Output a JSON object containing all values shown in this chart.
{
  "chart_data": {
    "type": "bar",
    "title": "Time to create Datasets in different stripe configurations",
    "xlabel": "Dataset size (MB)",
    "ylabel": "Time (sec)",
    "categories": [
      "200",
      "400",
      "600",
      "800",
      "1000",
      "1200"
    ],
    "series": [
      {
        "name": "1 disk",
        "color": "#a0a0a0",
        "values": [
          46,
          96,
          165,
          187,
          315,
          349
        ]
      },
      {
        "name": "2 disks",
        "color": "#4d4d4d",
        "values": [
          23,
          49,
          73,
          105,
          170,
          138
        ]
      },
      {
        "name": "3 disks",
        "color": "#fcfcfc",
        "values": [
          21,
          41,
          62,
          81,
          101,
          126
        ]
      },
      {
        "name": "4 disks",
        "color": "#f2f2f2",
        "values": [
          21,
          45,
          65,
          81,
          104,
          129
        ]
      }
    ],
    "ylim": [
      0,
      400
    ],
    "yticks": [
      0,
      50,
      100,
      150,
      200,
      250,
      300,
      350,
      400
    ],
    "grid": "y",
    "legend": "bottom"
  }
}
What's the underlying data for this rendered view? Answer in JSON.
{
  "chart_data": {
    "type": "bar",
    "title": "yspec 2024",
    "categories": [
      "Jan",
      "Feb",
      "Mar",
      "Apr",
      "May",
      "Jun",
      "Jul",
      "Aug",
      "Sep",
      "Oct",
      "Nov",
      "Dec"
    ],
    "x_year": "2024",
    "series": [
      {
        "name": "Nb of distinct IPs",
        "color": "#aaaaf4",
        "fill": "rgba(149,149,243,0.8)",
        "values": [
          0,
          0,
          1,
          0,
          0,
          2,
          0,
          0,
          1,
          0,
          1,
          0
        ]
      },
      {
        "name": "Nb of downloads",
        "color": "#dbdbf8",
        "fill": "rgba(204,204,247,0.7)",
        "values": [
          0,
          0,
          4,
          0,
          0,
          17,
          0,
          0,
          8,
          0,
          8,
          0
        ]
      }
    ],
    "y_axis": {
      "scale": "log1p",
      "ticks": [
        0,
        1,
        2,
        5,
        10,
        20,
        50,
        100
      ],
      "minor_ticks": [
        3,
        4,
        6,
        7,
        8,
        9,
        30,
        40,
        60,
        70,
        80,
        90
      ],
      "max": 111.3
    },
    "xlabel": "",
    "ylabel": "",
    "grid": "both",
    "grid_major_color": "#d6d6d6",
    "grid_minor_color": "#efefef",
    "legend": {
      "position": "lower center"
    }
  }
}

# Task objective
Show the lines of the records that contain the word "title".

# Response below
    "title": "Time to create Datasets in different stripe configurations",
    "title": "yspec 2024",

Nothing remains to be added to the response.